Rewrite the lines of every record in the data below as a numbered list, skipping any blank lines. Leave the pictures out of your answer.

Visual layout records:
------------------------------------

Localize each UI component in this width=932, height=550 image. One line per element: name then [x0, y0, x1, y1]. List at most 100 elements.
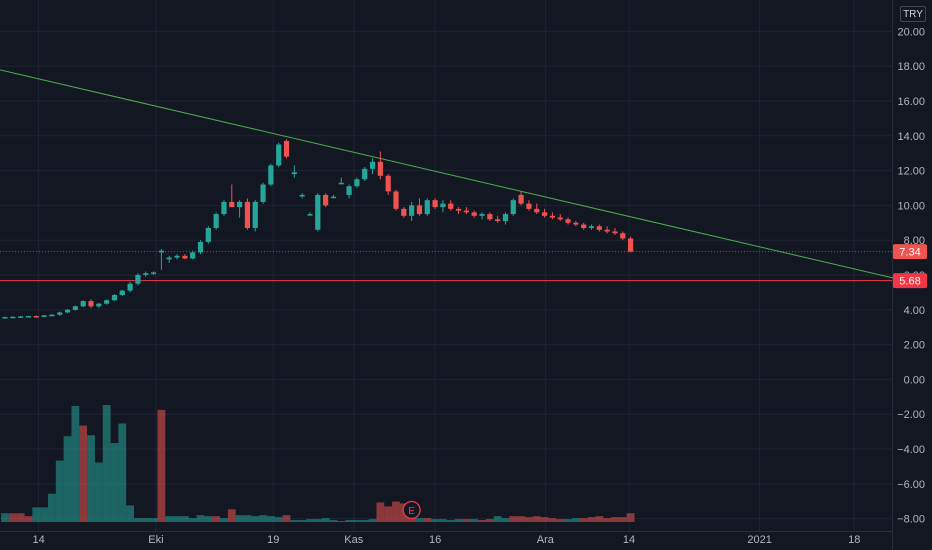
volume-bar[interactable] [79, 425, 88, 522]
volume-bar[interactable] [603, 518, 612, 522]
volume-bar[interactable] [556, 519, 565, 522]
volume-bar[interactable] [532, 516, 541, 522]
candle-body[interactable] [526, 203, 532, 209]
candle-body[interactable] [479, 214, 485, 216]
candle-body[interactable] [315, 194, 321, 230]
volume-bar[interactable] [548, 518, 557, 522]
candle-body[interactable] [487, 214, 493, 220]
candle-body[interactable] [237, 201, 243, 208]
candle-body[interactable] [244, 201, 251, 229]
candle-body[interactable] [276, 144, 282, 166]
candle-body[interactable] [573, 222, 579, 225]
candle-body[interactable] [518, 194, 524, 204]
volume-bar[interactable] [313, 519, 322, 522]
candle-body[interactable] [57, 312, 63, 315]
volume-bar[interactable] [587, 517, 596, 522]
volume-bar[interactable] [71, 405, 80, 522]
candle-body[interactable] [628, 238, 634, 252]
candle-body[interactable] [502, 214, 509, 222]
volume-bar[interactable] [32, 507, 41, 522]
volume-bar[interactable] [157, 409, 166, 522]
candle-body[interactable] [252, 201, 258, 229]
candle-body[interactable] [182, 255, 188, 259]
candle-body[interactable] [111, 295, 118, 301]
candle-body[interactable] [197, 241, 204, 253]
candle-body[interactable] [260, 184, 266, 202]
volume-bar[interactable] [329, 520, 338, 522]
volume-bar[interactable] [540, 517, 549, 522]
candle-body[interactable] [401, 208, 407, 216]
volume-bar[interactable] [470, 519, 479, 522]
candle-body[interactable] [135, 275, 141, 284]
volume-bar[interactable] [478, 520, 486, 522]
candle-body[interactable] [80, 301, 86, 307]
volume-bar[interactable] [48, 493, 56, 522]
candle-body[interactable] [174, 255, 180, 258]
candle-body[interactable] [596, 226, 602, 230]
candle-body[interactable] [213, 214, 219, 229]
volume-bar[interactable] [212, 516, 221, 522]
volume-bar[interactable] [462, 519, 471, 522]
volume-bar[interactable] [16, 513, 25, 522]
candle-body[interactable] [409, 205, 415, 216]
volume-bar[interactable] [196, 515, 205, 522]
volume-bar[interactable] [134, 518, 142, 522]
price-label-tag[interactable] [893, 273, 927, 289]
volume-bar[interactable] [180, 516, 189, 522]
volume-bar[interactable] [517, 516, 526, 522]
volume-bar[interactable] [94, 462, 103, 522]
volume-bar[interactable] [259, 515, 267, 522]
candle-body[interactable] [158, 250, 164, 253]
candle-body[interactable] [432, 200, 438, 208]
candle-body[interactable] [588, 226, 595, 229]
volume-bar[interactable] [321, 518, 330, 522]
trendline[interactable] [0, 67, 905, 282]
volume-bar[interactable] [345, 520, 353, 522]
volume-bar[interactable] [415, 518, 424, 522]
volume-bar[interactable] [595, 516, 604, 522]
candle-body[interactable] [416, 205, 423, 215]
volume-bar[interactable] [423, 518, 432, 522]
candle-body[interactable] [2, 317, 8, 319]
volume-bar[interactable] [227, 509, 236, 522]
volume-bar[interactable] [173, 516, 181, 522]
candle-body[interactable] [72, 306, 78, 310]
candle-body[interactable] [299, 194, 305, 197]
volume-bar[interactable] [446, 520, 455, 522]
volume-bar[interactable] [501, 518, 510, 522]
volume-bar[interactable] [439, 519, 447, 522]
candle-body[interactable] [338, 182, 344, 185]
candle-body[interactable] [88, 301, 94, 307]
volume-bar[interactable] [290, 520, 299, 522]
candle-body[interactable] [604, 229, 610, 232]
volume-bar[interactable] [454, 519, 463, 522]
volume-bar[interactable] [353, 520, 361, 522]
candle-body[interactable] [495, 219, 501, 222]
volume-bar[interactable] [1, 513, 9, 522]
candle-body[interactable] [96, 303, 102, 307]
earnings-marker-icon[interactable] [402, 500, 421, 520]
candle-body[interactable] [150, 272, 157, 274]
volume-bar[interactable] [63, 436, 72, 522]
candle-body[interactable] [369, 161, 376, 169]
volume-bar[interactable] [8, 513, 17, 522]
volume-bar[interactable] [579, 518, 588, 522]
candle-body[interactable] [581, 224, 587, 229]
volume-bar[interactable] [485, 519, 494, 522]
candle-body[interactable] [541, 212, 548, 216]
candle-body[interactable] [205, 228, 211, 242]
candle-body[interactable] [18, 316, 24, 318]
volume-bar[interactable] [337, 521, 346, 522]
candle-body[interactable] [25, 316, 32, 318]
candle-body[interactable] [549, 215, 555, 218]
volume-bar[interactable] [188, 518, 197, 522]
volume-bar[interactable] [298, 520, 307, 522]
candle-body[interactable] [463, 210, 469, 213]
volume-bar[interactable] [24, 516, 33, 522]
volume-bar[interactable] [235, 515, 244, 522]
volume-bar[interactable] [118, 423, 127, 522]
candle-body[interactable] [393, 191, 399, 209]
volume-bar[interactable] [525, 517, 533, 522]
volume-bar[interactable] [266, 516, 275, 522]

------------------------------------

Result for this task:
1. Localize each UI component in this width=932, height=550 image. One line per element: name then [x0, y0, x1, y1]. List at most 100 elements.
2. volume-bar[interactable] [79, 425, 88, 522]
3. volume-bar[interactable] [603, 518, 612, 522]
4. volume-bar[interactable] [556, 519, 565, 522]
5. volume-bar[interactable] [532, 516, 541, 522]
6. candle-body[interactable] [526, 203, 532, 209]
7. candle-body[interactable] [479, 214, 485, 216]
8. candle-body[interactable] [315, 194, 321, 230]
9. volume-bar[interactable] [548, 518, 557, 522]
10. candle-body[interactable] [487, 214, 493, 220]
11. candle-body[interactable] [237, 201, 243, 208]
12. candle-body[interactable] [244, 201, 251, 229]
13. candle-body[interactable] [276, 144, 282, 166]
14. candle-body[interactable] [573, 222, 579, 225]
15. candle-body[interactable] [518, 194, 524, 204]
16. volume-bar[interactable] [313, 519, 322, 522]
17. candle-body[interactable] [57, 312, 63, 315]
18. volume-bar[interactable] [587, 517, 596, 522]
19. volume-bar[interactable] [71, 405, 80, 522]
20. candle-body[interactable] [628, 238, 634, 252]
21. candle-body[interactable] [502, 214, 509, 222]
22. volume-bar[interactable] [32, 507, 41, 522]
23. volume-bar[interactable] [157, 409, 166, 522]
24. candle-body[interactable] [252, 201, 258, 229]
25. candle-body[interactable] [182, 255, 188, 259]
26. candle-body[interactable] [111, 295, 118, 301]
27. candle-body[interactable] [197, 241, 204, 253]
28. candle-body[interactable] [260, 184, 266, 202]
29. volume-bar[interactable] [329, 520, 338, 522]
30. volume-bar[interactable] [540, 517, 549, 522]
31. candle-body[interactable] [401, 208, 407, 216]
32. volume-bar[interactable] [470, 519, 479, 522]
33. candle-body[interactable] [135, 275, 141, 284]
34. volume-bar[interactable] [478, 520, 486, 522]
35. candle-body[interactable] [80, 301, 86, 307]
36. volume-bar[interactable] [48, 493, 56, 522]
37. candle-body[interactable] [174, 255, 180, 258]
38. candle-body[interactable] [596, 226, 602, 230]
39. candle-body[interactable] [213, 214, 219, 229]
40. volume-bar[interactable] [212, 516, 221, 522]
41. volume-bar[interactable] [462, 519, 471, 522]
42. volume-bar[interactable] [16, 513, 25, 522]
43. candle-body[interactable] [409, 205, 415, 216]
44. volume-bar[interactable] [196, 515, 205, 522]
45. volume-bar[interactable] [134, 518, 142, 522]
46. price-label-tag[interactable] [893, 273, 927, 289]
47. volume-bar[interactable] [180, 516, 189, 522]
48. volume-bar[interactable] [517, 516, 526, 522]
49. volume-bar[interactable] [94, 462, 103, 522]
50. volume-bar[interactable] [259, 515, 267, 522]
51. candle-body[interactable] [158, 250, 164, 253]
52. candle-body[interactable] [432, 200, 438, 208]
53. candle-body[interactable] [588, 226, 595, 229]
54. volume-bar[interactable] [321, 518, 330, 522]
55. trendline[interactable] [0, 67, 905, 282]
56. volume-bar[interactable] [345, 520, 353, 522]
57. volume-bar[interactable] [415, 518, 424, 522]
58. volume-bar[interactable] [595, 516, 604, 522]
59. candle-body[interactable] [416, 205, 423, 215]
60. volume-bar[interactable] [423, 518, 432, 522]
61. candle-body[interactable] [2, 317, 8, 319]
62. volume-bar[interactable] [227, 509, 236, 522]
63. volume-bar[interactable] [173, 516, 181, 522]
64. candle-body[interactable] [72, 306, 78, 310]
65. candle-body[interactable] [299, 194, 305, 197]
66. volume-bar[interactable] [446, 520, 455, 522]
67. volume-bar[interactable] [501, 518, 510, 522]
68. volume-bar[interactable] [439, 519, 447, 522]
69. candle-body[interactable] [338, 182, 344, 185]
70. candle-body[interactable] [88, 301, 94, 307]
71. volume-bar[interactable] [290, 520, 299, 522]
72. candle-body[interactable] [604, 229, 610, 232]
73. volume-bar[interactable] [454, 519, 463, 522]
74. volume-bar[interactable] [353, 520, 361, 522]
75. candle-body[interactable] [495, 219, 501, 222]
76. volume-bar[interactable] [1, 513, 9, 522]
77. candle-body[interactable] [96, 303, 102, 307]
78. earnings-marker-icon[interactable] [402, 500, 421, 520]
79. candle-body[interactable] [150, 272, 157, 274]
80. volume-bar[interactable] [63, 436, 72, 522]
81. candle-body[interactable] [369, 161, 376, 169]
82. volume-bar[interactable] [8, 513, 17, 522]
83. volume-bar[interactable] [579, 518, 588, 522]
84. candle-body[interactable] [581, 224, 587, 229]
85. volume-bar[interactable] [485, 519, 494, 522]
86. candle-body[interactable] [541, 212, 548, 216]
87. candle-body[interactable] [205, 228, 211, 242]
88. candle-body[interactable] [18, 316, 24, 318]
89. volume-bar[interactable] [337, 521, 346, 522]
90. candle-body[interactable] [25, 316, 32, 318]
91. candle-body[interactable] [549, 215, 555, 218]
92. volume-bar[interactable] [188, 518, 197, 522]
93. volume-bar[interactable] [298, 520, 307, 522]
94. candle-body[interactable] [463, 210, 469, 213]
95. volume-bar[interactable] [24, 516, 33, 522]
96. volume-bar[interactable] [235, 515, 244, 522]
97. volume-bar[interactable] [118, 423, 127, 522]
98. candle-body[interactable] [393, 191, 399, 209]
99. volume-bar[interactable] [525, 517, 533, 522]
100. volume-bar[interactable] [266, 516, 275, 522]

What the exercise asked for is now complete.